**Entries**
/---
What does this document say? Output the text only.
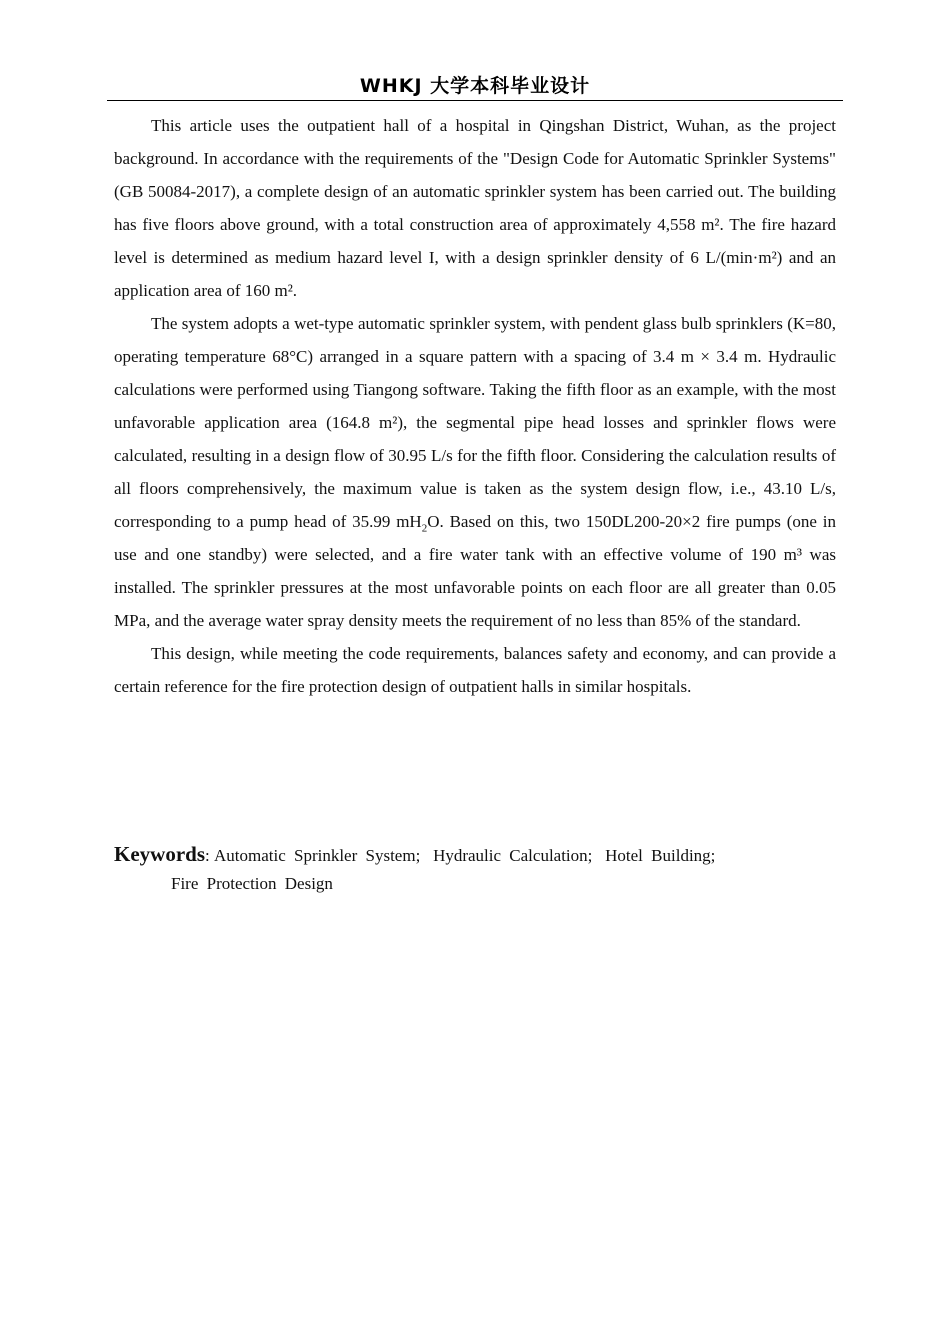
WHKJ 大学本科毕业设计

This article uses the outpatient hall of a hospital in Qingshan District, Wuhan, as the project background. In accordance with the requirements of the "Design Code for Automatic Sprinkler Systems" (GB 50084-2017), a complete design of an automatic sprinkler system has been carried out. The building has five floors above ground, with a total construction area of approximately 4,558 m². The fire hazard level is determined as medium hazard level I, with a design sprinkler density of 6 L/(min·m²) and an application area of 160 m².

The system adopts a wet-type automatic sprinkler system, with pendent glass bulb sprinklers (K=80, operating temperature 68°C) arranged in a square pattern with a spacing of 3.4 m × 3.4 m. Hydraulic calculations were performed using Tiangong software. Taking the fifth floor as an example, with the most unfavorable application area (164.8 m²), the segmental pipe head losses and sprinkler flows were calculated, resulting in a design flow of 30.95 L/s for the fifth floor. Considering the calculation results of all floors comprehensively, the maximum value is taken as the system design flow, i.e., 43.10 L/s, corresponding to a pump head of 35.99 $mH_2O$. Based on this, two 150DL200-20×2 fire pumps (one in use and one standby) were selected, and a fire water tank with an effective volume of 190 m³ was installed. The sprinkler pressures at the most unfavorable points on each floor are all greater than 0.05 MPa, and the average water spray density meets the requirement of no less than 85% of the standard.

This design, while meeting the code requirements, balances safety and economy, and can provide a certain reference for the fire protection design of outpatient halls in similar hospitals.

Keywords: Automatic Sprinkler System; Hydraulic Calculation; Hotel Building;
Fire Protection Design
\---
/---
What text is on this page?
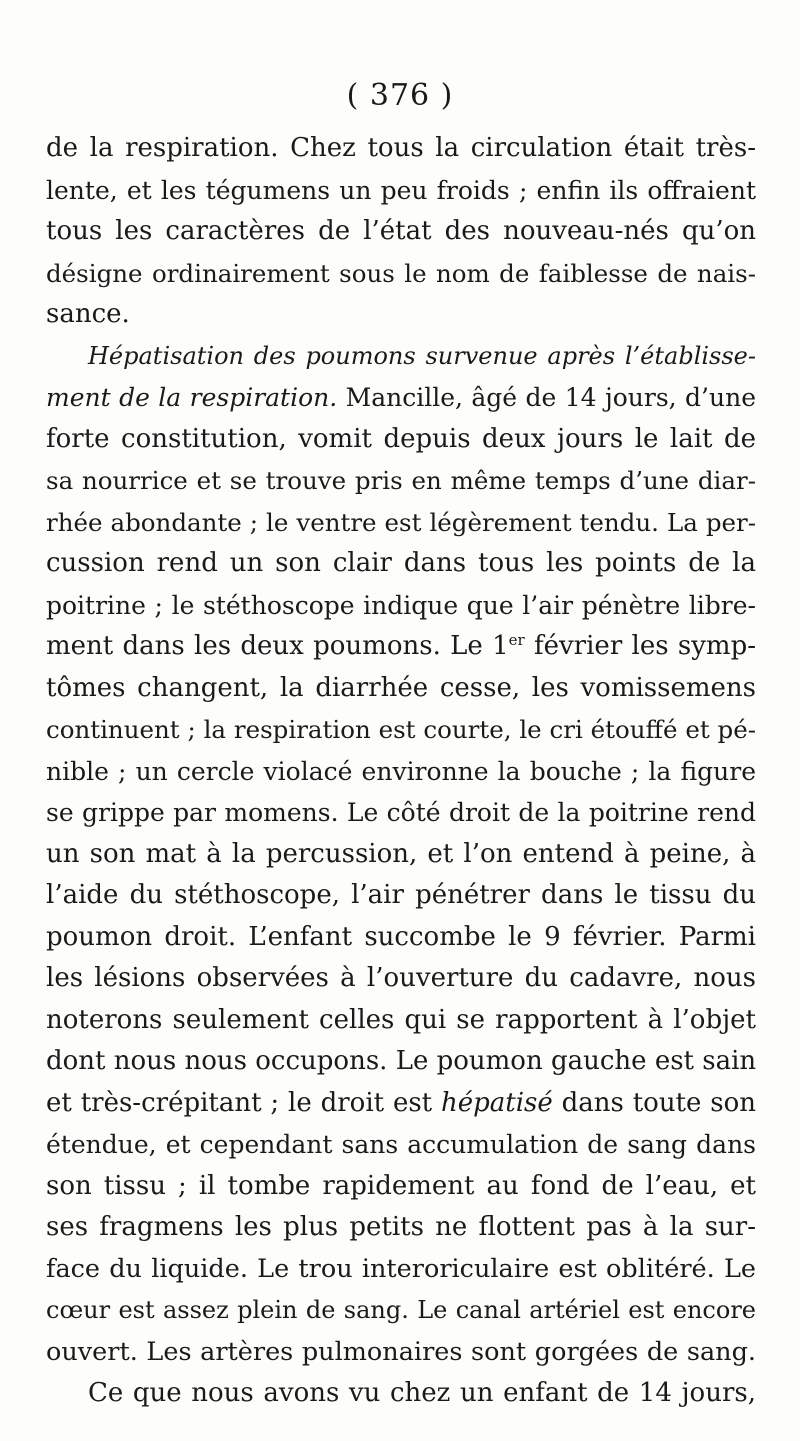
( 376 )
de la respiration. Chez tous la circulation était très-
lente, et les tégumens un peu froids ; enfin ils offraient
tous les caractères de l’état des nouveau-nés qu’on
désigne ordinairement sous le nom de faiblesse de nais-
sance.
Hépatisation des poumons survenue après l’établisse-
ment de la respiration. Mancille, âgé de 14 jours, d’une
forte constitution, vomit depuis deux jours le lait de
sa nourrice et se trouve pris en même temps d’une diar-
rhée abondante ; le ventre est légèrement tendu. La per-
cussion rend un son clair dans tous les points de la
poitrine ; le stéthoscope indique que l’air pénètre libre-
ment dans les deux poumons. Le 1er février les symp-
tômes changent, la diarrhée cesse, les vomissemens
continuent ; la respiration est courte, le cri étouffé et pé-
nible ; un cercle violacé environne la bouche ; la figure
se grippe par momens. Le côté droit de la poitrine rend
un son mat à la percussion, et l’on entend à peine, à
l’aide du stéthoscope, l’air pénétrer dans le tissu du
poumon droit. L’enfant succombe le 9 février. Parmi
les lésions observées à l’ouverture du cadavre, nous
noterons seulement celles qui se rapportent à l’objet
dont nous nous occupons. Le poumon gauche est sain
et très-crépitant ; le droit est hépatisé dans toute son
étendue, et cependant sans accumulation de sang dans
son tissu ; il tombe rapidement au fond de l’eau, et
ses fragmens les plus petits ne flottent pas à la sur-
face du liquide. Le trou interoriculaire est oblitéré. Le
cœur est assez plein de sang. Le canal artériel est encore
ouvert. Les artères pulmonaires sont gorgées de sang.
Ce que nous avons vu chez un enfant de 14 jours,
\---
/---
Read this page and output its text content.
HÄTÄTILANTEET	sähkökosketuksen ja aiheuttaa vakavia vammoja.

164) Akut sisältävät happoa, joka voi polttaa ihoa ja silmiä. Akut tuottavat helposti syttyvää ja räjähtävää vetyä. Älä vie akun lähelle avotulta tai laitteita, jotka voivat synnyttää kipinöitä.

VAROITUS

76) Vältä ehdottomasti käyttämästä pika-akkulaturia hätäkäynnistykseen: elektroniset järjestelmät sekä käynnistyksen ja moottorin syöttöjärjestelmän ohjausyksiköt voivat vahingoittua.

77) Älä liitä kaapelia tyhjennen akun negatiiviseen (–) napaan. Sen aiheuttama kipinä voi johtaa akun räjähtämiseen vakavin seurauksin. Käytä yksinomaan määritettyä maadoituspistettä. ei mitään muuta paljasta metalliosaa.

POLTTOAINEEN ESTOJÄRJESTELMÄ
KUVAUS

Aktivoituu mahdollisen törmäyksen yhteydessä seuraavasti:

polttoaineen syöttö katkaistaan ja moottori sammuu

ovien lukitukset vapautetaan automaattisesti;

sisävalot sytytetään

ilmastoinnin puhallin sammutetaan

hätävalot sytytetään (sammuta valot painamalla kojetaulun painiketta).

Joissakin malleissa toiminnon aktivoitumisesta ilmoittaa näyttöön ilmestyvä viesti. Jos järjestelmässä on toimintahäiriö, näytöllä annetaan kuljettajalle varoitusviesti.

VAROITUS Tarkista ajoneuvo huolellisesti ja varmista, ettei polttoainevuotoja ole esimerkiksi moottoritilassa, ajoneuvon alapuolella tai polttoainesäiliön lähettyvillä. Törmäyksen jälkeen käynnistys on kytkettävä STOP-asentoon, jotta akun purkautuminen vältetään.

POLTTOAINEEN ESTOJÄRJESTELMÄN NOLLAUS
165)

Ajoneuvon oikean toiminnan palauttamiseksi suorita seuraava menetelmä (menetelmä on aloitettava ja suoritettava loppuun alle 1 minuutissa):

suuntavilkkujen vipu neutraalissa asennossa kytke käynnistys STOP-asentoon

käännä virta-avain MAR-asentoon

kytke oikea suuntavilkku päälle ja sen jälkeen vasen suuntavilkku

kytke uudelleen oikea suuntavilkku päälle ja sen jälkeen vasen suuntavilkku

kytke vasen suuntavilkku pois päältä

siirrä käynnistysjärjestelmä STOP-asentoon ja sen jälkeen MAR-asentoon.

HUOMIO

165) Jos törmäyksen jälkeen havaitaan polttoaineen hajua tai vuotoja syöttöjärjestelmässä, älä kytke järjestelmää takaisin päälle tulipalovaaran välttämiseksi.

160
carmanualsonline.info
\---
**Work instructions**
Locate the string "päälle" in the listing above and copy every line where it occurs.

**Solution for this problem**
kytke oikea suuntavilkku päälle ja sen jälkeen vasen suuntavilkku
kytke uudelleen oikea suuntavilkku päälle ja sen jälkeen vasen suuntavilkku
165) Jos törmäyksen jälkeen havaitaan polttoaineen hajua tai vuotoja syöttöjärjestelmässä, älä kytke järjestelmää takaisin päälle tulipalovaaran välttämiseksi.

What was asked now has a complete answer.